● TASK: Search the data below for the word "text" and copy each line that holds it.

(Saved entries)
— begin —

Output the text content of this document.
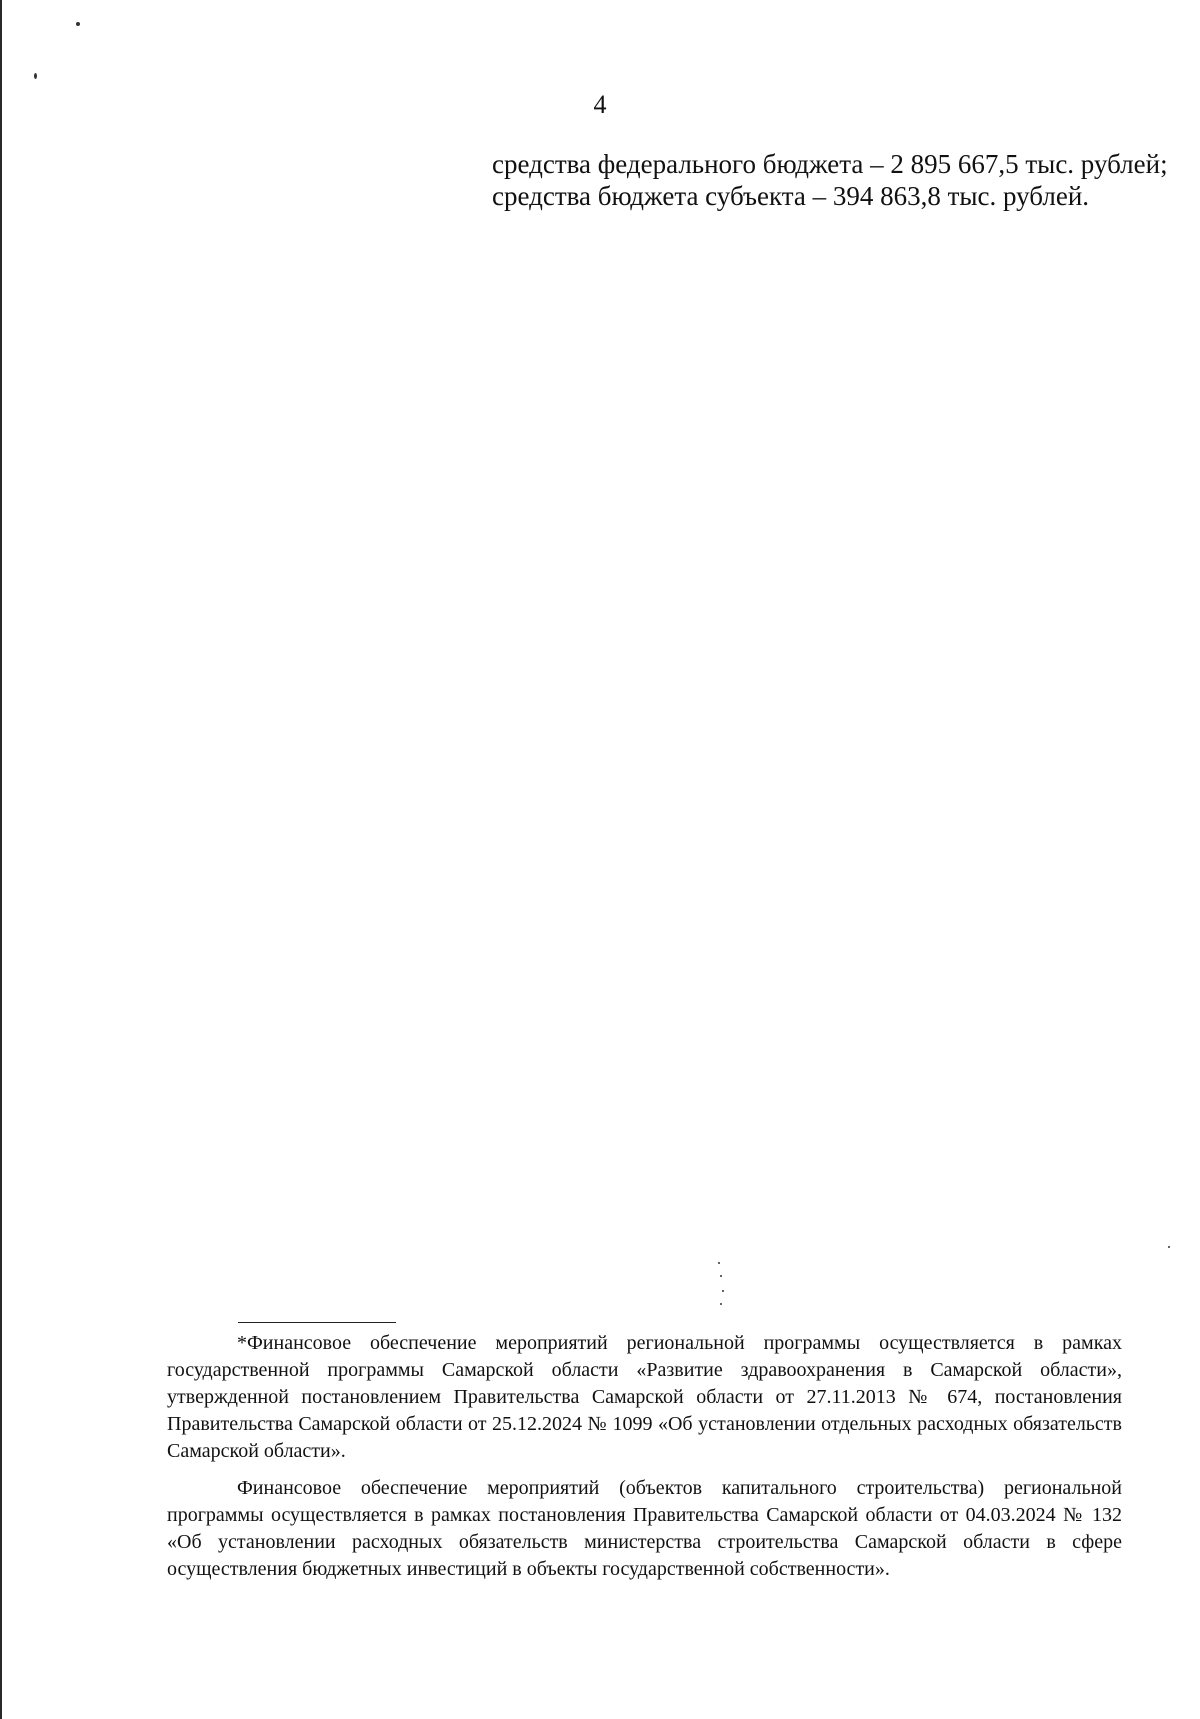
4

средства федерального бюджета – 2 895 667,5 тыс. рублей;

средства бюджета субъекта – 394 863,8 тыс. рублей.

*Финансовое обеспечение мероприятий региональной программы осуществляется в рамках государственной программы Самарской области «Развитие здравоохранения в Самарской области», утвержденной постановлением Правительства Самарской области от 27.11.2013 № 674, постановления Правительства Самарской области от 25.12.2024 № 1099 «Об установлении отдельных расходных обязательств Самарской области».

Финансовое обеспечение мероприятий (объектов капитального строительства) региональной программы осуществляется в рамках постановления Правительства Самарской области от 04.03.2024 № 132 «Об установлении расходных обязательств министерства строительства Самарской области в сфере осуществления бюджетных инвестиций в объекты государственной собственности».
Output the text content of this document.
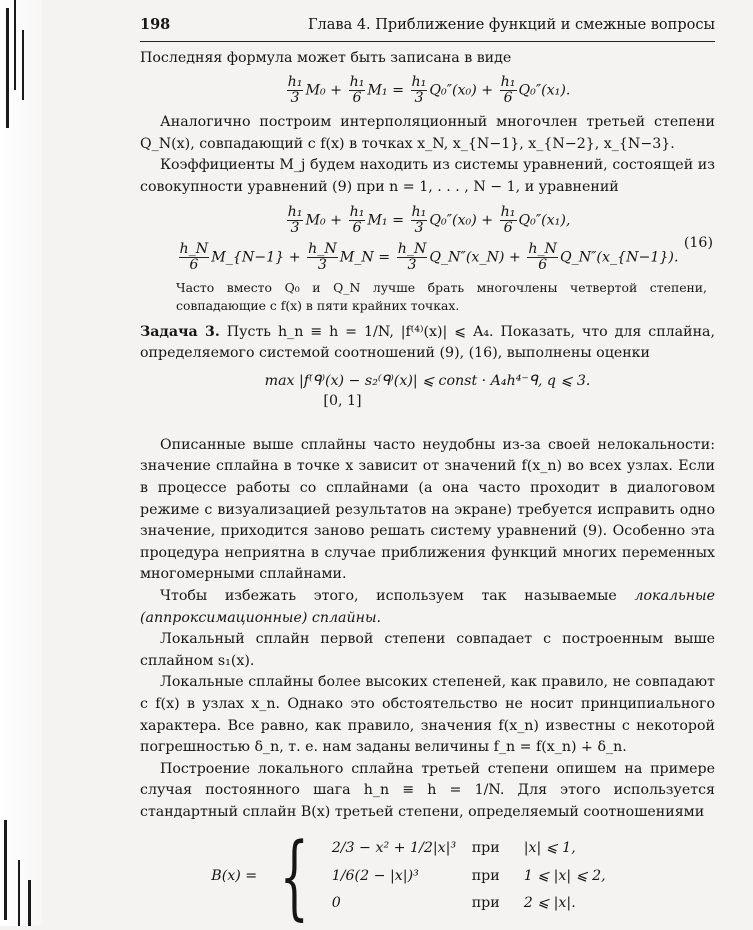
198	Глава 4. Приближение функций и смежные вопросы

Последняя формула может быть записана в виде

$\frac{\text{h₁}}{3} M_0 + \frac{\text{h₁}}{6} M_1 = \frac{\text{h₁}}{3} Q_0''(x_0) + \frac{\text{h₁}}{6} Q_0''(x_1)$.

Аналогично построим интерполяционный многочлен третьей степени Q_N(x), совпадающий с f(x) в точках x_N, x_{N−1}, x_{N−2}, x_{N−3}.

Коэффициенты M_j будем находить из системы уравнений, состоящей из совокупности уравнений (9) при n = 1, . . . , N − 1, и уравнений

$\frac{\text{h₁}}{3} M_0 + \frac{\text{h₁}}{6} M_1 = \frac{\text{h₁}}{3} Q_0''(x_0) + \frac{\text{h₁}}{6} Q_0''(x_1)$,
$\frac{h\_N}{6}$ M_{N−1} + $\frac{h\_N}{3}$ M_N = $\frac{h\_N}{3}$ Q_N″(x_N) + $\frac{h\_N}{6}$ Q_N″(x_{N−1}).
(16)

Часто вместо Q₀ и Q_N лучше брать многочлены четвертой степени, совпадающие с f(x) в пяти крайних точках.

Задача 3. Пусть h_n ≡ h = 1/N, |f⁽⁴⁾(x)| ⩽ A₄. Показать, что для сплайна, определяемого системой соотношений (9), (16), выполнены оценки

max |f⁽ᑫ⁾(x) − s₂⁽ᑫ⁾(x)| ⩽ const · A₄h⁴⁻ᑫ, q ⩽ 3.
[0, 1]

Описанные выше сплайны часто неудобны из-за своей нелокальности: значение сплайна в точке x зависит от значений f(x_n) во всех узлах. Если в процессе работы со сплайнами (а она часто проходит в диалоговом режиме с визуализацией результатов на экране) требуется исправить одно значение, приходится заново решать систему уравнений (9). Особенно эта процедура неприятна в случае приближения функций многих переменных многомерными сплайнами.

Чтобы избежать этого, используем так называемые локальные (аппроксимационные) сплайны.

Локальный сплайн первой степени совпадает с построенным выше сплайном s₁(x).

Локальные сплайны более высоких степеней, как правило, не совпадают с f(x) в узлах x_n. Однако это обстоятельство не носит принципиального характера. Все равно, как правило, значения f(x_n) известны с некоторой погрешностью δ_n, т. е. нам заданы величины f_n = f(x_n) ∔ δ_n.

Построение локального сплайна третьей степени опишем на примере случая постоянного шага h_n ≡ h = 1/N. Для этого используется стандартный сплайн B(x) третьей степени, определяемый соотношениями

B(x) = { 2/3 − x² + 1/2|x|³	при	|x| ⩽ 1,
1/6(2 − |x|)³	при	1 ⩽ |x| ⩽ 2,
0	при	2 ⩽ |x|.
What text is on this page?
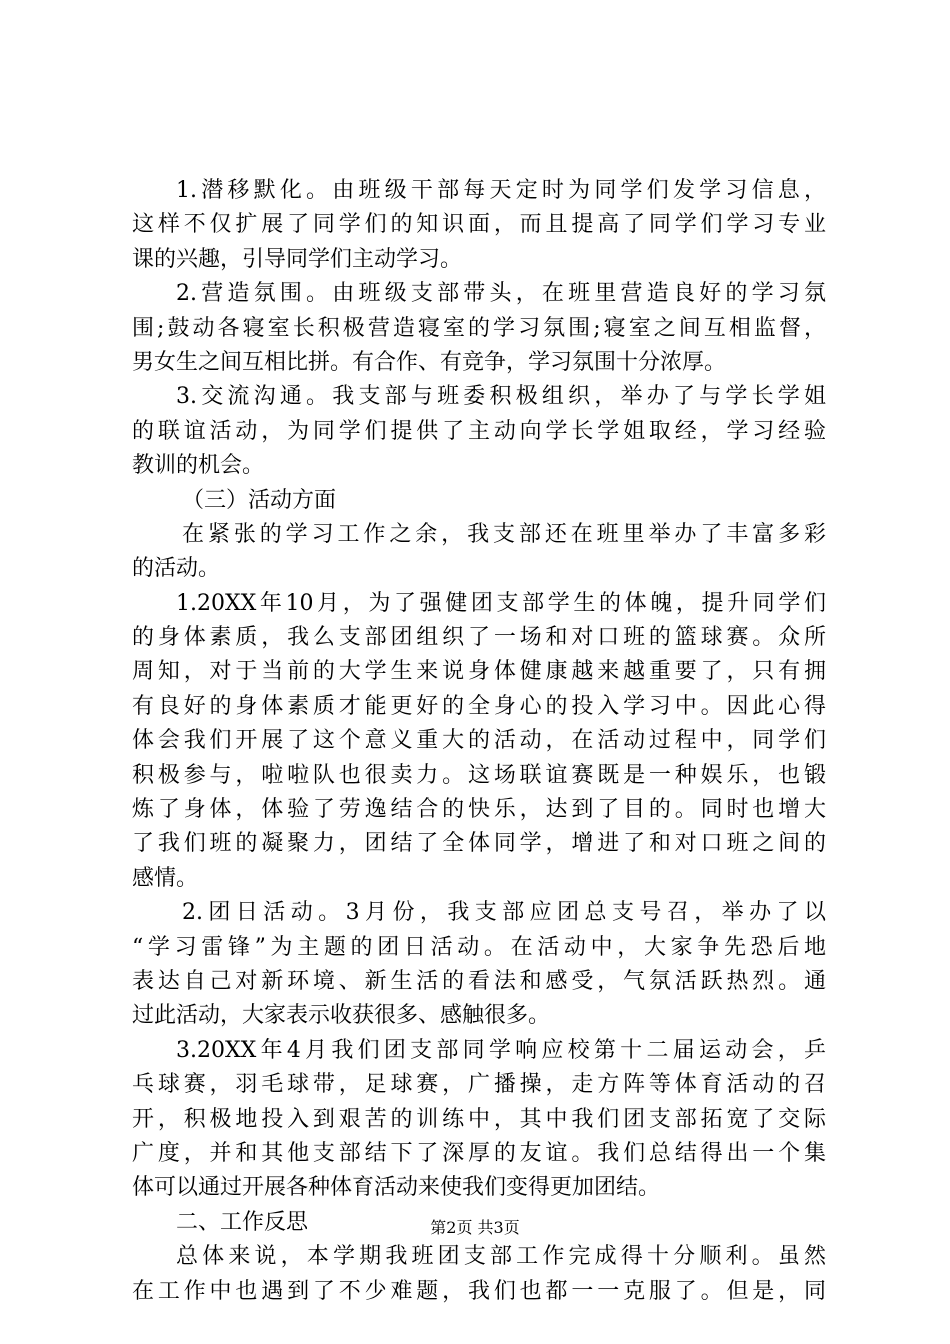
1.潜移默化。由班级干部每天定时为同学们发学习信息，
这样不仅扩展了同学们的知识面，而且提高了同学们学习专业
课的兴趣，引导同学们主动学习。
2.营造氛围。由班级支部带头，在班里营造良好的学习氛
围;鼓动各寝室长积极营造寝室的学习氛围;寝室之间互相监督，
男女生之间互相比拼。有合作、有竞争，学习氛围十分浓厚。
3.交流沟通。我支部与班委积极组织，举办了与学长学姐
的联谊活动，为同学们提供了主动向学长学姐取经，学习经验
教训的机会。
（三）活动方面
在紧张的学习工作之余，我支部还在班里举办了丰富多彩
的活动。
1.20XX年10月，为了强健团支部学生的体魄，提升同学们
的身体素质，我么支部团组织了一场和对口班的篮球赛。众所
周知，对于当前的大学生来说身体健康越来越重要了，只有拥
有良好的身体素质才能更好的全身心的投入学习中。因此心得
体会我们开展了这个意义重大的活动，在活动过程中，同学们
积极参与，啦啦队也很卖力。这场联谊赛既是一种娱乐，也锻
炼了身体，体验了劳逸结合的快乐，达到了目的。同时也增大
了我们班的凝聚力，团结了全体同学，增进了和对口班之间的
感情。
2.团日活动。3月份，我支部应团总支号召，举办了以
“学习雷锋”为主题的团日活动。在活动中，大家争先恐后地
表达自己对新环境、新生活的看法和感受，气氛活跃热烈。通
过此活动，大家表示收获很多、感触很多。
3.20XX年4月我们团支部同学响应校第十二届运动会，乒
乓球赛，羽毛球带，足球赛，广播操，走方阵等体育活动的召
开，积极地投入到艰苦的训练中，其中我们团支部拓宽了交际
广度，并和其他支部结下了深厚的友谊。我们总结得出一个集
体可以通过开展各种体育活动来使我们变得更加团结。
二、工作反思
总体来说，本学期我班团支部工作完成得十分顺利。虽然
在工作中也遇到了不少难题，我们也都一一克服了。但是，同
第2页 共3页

— end —

● CORRECT ANSWER:
Output the text content of this document.
Output the text content of this document.
$\frac{\text{h₁}}{3} M_0 + \frac{\text{h₁}}{6} M_1 = \frac{\text{h₁}}{3} Q_0''(x_0) + \frac{\text{h₁}}{6} Q_0''(x_1)$.
$\frac{\text{h₁}}{3} M_0 + \frac{\text{h₁}}{6} M_1 = \frac{\text{h₁}}{3} Q_0''(x_0) + \frac{\text{h₁}}{6} Q_0''(x_1)$,
What text is on this page?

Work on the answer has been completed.